• [GOAL]:
Assemble all lines in which the string "this" appears.

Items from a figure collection
--- BEGIN ---

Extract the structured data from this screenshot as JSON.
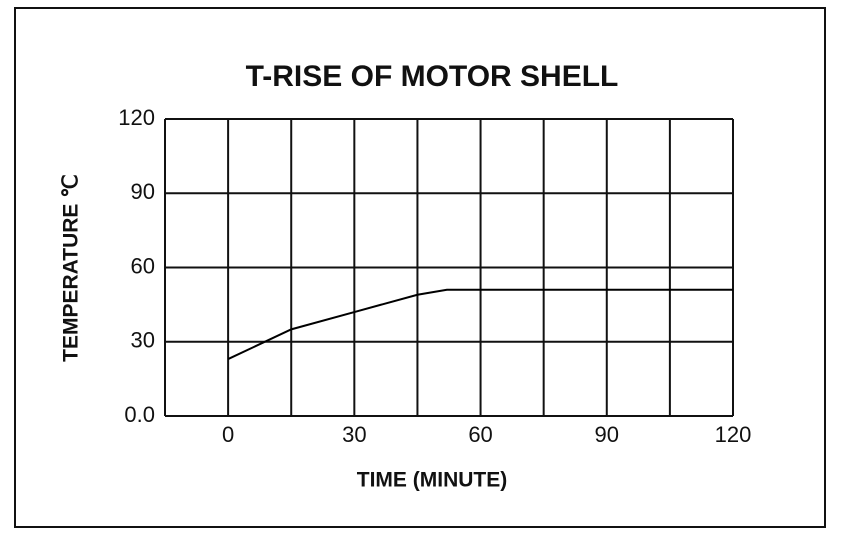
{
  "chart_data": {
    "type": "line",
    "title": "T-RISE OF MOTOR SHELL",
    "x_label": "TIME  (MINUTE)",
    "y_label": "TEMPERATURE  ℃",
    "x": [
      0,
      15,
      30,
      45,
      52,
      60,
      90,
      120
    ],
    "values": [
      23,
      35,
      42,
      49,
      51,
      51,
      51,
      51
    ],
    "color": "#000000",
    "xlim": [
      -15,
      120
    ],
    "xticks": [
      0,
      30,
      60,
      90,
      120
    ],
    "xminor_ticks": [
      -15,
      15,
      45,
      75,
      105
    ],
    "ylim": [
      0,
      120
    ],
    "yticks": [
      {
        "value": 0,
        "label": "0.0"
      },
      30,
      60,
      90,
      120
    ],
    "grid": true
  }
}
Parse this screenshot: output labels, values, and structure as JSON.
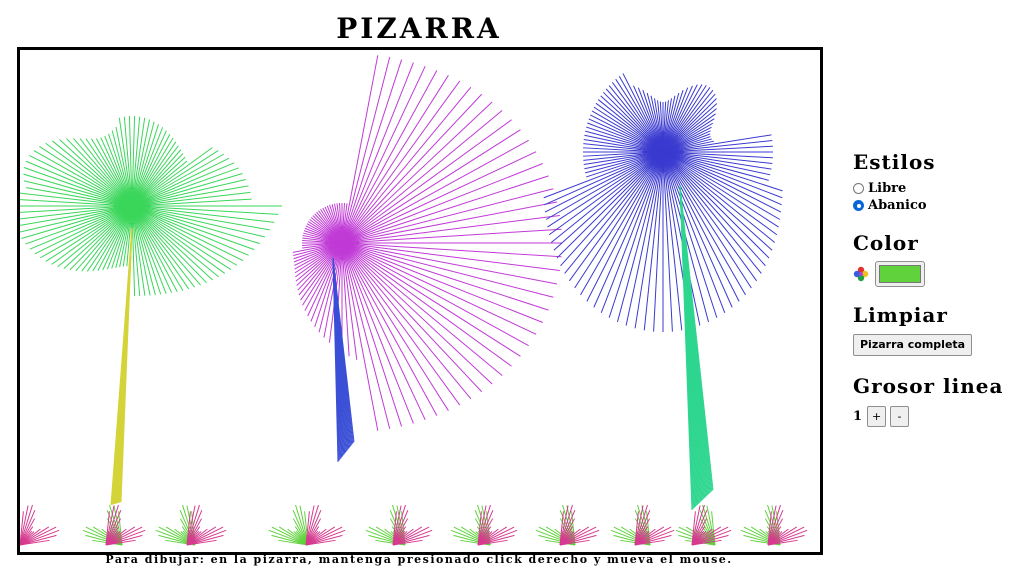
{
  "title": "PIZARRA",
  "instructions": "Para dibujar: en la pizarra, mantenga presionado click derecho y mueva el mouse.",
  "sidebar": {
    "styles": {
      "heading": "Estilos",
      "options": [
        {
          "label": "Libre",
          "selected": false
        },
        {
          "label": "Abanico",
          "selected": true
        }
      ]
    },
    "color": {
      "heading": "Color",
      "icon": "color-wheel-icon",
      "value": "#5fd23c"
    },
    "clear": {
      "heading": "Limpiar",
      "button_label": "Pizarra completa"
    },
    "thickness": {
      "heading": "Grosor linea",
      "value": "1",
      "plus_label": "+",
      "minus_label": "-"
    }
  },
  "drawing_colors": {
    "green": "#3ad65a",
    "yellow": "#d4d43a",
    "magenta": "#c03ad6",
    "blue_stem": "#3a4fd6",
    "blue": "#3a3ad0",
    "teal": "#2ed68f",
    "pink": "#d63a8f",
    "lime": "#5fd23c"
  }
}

--- END ---

• [FINAL RESULT]:
Extract the structured data from this screenshot as JSON.
Parse this screenshot: output labels, values, and structure as JSON.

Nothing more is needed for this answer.